* [Stated exercise]:
Pick out and copy every line below that has the word "Zeilenabstand".

>>>

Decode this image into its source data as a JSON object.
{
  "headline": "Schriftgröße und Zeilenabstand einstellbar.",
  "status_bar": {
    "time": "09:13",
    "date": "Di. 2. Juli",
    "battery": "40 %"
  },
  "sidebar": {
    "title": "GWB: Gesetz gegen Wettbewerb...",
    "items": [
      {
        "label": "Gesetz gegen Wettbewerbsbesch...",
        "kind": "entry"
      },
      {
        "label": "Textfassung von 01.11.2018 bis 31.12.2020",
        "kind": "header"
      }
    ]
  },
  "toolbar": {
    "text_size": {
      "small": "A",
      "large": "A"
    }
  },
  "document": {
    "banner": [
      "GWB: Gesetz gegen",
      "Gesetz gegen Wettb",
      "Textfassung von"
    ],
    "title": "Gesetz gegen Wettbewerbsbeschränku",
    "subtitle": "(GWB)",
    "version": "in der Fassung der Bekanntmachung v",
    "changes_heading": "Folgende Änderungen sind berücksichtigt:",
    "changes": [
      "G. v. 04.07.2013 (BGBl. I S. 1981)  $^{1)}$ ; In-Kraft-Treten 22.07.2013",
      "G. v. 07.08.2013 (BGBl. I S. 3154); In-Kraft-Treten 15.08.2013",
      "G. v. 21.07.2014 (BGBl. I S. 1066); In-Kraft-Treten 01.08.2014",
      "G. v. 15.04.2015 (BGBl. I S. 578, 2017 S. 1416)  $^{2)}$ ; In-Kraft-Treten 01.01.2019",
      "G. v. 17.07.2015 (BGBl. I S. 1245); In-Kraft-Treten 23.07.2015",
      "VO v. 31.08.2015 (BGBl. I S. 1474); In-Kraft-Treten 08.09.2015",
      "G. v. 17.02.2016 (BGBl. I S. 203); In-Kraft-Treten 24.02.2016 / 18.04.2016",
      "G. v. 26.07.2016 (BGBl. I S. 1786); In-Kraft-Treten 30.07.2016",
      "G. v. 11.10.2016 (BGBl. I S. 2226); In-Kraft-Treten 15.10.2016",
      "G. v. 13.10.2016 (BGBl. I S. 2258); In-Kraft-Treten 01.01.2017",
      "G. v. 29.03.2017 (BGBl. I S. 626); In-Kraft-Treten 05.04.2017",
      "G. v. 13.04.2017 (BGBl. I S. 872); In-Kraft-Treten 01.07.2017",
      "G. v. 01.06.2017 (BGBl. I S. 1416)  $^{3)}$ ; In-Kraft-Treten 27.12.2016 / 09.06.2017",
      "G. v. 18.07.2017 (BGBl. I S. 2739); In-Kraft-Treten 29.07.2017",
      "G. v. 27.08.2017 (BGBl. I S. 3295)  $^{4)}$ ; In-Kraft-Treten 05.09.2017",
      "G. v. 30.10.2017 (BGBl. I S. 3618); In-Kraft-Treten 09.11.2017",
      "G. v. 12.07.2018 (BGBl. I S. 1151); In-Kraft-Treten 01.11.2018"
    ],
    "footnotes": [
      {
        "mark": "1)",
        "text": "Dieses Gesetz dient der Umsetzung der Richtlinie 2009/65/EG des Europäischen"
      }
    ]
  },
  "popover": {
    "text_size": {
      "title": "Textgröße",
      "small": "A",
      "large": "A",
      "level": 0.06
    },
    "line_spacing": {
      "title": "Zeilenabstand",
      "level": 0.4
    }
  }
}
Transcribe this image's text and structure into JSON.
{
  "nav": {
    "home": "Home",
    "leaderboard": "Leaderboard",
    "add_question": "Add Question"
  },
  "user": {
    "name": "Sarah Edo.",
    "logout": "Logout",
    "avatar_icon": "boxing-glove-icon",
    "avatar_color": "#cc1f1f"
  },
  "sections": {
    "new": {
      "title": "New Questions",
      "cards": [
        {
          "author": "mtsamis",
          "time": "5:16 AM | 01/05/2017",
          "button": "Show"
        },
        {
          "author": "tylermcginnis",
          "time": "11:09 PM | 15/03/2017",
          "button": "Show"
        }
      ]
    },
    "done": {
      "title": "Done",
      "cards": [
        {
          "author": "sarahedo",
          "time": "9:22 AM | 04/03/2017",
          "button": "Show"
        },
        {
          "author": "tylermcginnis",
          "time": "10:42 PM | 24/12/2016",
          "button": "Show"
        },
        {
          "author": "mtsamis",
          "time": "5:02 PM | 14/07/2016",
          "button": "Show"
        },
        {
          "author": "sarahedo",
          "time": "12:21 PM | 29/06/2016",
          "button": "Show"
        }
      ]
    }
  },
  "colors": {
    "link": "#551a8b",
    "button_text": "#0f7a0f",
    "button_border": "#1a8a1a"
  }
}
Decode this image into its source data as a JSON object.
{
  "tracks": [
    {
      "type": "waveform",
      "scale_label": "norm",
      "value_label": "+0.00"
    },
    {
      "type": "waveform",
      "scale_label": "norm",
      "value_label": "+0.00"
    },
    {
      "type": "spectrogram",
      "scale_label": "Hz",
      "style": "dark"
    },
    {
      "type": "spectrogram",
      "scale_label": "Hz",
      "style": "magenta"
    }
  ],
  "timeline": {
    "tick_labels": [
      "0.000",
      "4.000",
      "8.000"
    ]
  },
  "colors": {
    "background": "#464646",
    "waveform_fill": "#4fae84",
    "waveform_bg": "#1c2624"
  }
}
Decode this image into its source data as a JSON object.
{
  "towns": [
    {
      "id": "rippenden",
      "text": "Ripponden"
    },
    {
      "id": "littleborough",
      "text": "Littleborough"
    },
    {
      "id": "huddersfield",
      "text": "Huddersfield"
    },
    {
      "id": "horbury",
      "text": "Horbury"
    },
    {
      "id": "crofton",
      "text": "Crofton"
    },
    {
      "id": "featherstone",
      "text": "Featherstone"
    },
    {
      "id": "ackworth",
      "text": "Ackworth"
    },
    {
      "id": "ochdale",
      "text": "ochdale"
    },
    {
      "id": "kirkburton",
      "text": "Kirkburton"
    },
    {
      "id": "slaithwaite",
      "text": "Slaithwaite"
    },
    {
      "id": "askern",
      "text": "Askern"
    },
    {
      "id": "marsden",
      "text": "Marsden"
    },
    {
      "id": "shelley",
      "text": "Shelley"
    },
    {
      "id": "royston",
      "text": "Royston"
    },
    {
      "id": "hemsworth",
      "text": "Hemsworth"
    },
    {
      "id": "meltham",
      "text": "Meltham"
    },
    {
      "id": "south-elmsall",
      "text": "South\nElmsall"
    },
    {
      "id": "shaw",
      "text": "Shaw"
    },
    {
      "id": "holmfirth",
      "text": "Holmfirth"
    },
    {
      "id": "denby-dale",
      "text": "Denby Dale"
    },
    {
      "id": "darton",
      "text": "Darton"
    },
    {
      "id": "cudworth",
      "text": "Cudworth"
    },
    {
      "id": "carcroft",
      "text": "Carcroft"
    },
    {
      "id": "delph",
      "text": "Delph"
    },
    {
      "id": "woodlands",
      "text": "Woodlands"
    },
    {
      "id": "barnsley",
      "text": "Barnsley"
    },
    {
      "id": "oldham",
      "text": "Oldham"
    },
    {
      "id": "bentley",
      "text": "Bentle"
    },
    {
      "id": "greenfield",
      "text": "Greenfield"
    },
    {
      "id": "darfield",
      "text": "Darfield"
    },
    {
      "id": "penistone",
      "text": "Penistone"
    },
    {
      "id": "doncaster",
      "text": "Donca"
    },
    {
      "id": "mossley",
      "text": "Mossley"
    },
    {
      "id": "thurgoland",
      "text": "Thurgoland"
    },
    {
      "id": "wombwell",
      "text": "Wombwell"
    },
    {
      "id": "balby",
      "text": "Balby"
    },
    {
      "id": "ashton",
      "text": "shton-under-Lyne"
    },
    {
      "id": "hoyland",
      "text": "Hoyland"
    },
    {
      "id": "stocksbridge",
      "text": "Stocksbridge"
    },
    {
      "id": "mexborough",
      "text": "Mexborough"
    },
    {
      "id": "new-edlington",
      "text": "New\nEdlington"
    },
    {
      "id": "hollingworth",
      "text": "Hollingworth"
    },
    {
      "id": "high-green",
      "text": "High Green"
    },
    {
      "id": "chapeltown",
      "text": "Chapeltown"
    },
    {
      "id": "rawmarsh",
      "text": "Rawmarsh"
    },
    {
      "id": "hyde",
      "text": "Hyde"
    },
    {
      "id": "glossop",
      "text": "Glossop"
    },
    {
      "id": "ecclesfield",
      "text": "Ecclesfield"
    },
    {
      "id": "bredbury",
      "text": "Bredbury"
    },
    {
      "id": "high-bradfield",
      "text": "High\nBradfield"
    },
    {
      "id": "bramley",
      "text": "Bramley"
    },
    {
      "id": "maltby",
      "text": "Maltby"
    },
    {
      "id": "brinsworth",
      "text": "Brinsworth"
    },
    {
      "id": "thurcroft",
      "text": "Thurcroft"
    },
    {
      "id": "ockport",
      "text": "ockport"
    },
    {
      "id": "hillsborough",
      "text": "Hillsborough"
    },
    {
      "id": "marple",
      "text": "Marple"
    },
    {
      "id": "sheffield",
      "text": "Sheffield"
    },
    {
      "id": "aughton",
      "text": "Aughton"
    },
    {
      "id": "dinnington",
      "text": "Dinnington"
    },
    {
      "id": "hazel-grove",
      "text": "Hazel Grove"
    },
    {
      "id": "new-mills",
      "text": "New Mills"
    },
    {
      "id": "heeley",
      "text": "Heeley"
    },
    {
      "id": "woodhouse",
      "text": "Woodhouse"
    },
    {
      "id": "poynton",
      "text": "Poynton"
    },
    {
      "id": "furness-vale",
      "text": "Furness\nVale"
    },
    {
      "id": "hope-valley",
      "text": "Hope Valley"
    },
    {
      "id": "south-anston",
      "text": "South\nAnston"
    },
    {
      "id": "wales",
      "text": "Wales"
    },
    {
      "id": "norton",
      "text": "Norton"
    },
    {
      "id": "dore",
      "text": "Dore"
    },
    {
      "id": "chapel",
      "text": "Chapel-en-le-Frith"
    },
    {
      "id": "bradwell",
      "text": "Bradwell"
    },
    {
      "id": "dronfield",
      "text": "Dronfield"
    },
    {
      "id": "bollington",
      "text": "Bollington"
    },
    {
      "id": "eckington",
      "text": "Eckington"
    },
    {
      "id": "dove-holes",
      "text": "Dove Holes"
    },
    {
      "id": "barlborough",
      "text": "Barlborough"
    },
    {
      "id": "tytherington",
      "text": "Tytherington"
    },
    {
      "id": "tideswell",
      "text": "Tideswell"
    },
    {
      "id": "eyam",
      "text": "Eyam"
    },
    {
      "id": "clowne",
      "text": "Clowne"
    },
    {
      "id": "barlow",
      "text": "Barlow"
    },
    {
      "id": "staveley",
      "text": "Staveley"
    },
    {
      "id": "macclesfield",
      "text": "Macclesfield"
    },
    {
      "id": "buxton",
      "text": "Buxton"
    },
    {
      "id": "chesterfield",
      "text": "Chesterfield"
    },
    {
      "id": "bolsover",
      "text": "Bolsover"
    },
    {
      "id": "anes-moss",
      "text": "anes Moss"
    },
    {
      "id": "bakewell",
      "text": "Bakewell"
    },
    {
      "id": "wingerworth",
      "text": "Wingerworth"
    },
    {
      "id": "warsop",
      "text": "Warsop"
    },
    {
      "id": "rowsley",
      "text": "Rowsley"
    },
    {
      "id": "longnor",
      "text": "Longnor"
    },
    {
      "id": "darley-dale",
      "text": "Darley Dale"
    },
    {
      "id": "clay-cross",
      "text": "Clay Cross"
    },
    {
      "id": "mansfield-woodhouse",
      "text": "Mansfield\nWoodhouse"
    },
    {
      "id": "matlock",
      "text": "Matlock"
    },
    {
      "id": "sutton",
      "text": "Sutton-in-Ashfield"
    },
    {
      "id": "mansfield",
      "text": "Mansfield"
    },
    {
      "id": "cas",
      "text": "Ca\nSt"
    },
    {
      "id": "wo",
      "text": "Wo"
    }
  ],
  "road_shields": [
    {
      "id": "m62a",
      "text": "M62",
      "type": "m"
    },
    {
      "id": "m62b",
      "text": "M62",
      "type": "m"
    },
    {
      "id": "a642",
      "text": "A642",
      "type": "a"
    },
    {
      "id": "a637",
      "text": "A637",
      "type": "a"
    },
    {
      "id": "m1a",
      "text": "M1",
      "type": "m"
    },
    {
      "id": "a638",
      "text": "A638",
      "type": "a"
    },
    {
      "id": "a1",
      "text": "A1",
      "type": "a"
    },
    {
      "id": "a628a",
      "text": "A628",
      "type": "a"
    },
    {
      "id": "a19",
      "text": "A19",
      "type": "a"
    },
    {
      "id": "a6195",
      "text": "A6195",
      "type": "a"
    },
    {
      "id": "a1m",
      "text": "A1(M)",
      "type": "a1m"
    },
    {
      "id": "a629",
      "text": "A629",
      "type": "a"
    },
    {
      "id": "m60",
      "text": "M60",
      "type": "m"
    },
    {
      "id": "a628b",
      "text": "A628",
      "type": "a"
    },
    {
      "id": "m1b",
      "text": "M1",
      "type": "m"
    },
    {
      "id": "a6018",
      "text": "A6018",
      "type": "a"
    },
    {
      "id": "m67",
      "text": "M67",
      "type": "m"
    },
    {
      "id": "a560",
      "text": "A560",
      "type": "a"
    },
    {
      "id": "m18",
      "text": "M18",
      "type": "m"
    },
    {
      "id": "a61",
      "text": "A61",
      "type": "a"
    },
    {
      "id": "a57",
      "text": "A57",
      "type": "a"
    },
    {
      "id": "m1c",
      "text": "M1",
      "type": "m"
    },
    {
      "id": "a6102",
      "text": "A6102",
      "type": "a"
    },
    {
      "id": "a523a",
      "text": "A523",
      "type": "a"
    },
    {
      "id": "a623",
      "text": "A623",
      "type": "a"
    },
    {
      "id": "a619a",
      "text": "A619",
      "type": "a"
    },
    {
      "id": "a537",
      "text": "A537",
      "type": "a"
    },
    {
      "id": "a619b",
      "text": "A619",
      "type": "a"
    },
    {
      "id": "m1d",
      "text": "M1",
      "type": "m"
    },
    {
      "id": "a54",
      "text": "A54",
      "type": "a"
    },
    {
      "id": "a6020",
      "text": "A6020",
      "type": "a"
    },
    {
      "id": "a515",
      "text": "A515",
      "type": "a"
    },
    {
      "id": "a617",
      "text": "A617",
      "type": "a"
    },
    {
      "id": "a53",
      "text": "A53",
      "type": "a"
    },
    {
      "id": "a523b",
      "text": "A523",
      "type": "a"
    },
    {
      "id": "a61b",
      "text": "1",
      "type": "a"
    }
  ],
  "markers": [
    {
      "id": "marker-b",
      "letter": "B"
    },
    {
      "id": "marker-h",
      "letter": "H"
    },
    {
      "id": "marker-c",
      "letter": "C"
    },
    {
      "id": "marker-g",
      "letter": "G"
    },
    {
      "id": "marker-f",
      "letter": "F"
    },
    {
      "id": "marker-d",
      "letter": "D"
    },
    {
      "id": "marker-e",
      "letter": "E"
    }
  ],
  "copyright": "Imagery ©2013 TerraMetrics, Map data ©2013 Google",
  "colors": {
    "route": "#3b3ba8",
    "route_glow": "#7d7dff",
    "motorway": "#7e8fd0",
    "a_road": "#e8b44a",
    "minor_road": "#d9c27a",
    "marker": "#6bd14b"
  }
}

<<<

* [Output of the exercise]:
  "headline": "Schriftgröße und Zeilenabstand einstellbar.",
      "title": "Zeilenabstand",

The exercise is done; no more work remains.